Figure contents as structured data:
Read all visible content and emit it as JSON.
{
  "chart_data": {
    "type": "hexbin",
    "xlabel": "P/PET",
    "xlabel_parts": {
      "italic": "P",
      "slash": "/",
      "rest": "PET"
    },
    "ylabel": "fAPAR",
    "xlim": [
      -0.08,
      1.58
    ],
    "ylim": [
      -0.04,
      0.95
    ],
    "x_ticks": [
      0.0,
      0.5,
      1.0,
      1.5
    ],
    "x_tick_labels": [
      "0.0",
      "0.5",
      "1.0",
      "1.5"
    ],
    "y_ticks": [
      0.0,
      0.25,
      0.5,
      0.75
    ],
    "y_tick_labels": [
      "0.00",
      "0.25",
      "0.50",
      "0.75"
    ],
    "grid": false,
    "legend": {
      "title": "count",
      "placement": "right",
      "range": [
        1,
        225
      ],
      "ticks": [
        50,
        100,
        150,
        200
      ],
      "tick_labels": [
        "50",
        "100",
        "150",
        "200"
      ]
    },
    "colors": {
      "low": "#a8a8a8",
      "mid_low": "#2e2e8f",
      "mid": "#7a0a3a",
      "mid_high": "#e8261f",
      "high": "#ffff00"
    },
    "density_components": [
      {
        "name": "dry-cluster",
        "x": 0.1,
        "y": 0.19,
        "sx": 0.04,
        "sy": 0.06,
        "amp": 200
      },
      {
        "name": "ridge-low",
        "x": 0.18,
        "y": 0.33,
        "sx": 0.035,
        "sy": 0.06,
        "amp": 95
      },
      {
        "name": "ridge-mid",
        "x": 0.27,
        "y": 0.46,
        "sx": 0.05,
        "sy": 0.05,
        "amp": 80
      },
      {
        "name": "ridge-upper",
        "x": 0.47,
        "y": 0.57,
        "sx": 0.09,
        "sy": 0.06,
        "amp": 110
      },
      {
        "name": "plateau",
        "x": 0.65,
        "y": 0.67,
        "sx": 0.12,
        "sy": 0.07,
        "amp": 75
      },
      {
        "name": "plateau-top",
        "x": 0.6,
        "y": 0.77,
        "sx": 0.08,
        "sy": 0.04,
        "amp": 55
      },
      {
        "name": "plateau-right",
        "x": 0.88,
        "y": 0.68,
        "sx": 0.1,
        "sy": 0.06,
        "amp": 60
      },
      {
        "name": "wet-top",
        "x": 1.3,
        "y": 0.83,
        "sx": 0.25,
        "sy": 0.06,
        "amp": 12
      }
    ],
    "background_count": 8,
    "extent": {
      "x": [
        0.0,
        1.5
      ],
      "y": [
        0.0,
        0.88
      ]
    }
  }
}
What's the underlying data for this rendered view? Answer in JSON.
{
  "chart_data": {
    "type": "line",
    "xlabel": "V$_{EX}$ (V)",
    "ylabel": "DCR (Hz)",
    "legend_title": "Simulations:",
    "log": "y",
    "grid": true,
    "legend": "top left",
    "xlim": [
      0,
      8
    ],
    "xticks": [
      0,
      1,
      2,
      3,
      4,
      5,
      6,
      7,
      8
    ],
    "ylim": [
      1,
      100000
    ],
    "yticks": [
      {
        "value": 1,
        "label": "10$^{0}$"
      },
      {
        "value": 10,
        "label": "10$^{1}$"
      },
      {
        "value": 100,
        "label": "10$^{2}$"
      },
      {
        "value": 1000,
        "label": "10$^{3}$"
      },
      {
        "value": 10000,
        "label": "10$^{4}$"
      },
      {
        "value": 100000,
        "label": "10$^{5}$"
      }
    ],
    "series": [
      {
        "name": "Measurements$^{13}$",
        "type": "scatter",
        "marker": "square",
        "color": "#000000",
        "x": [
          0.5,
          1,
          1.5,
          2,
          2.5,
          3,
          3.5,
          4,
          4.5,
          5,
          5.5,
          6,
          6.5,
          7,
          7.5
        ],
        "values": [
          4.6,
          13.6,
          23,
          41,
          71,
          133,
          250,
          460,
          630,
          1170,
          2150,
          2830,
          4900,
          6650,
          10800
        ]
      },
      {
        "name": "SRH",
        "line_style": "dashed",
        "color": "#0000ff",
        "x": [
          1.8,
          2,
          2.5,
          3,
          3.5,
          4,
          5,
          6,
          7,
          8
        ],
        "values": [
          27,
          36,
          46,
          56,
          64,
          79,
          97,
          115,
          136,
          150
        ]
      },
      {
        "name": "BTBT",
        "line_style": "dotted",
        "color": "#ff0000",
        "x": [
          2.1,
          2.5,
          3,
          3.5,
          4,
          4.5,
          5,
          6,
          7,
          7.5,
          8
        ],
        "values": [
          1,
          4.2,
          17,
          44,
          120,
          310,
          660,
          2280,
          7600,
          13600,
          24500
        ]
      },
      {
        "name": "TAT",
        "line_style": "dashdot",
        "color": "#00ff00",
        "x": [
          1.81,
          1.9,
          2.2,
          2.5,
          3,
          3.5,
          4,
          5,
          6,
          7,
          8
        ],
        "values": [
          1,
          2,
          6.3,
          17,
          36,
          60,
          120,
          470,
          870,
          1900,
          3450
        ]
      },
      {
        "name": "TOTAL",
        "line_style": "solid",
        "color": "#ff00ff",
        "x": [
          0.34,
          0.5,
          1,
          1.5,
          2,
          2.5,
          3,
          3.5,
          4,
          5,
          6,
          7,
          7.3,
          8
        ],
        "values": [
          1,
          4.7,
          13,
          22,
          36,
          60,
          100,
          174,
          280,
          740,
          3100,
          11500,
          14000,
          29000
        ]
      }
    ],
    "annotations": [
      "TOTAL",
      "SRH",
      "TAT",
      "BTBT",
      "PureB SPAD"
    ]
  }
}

- _Directive_:
Reproduce every line of the listing above in which the string "JSON" appears.

- _Full response_:
Read all visible content and emit it as JSON.
What's the underlying data for this rendered view? Answer in JSON.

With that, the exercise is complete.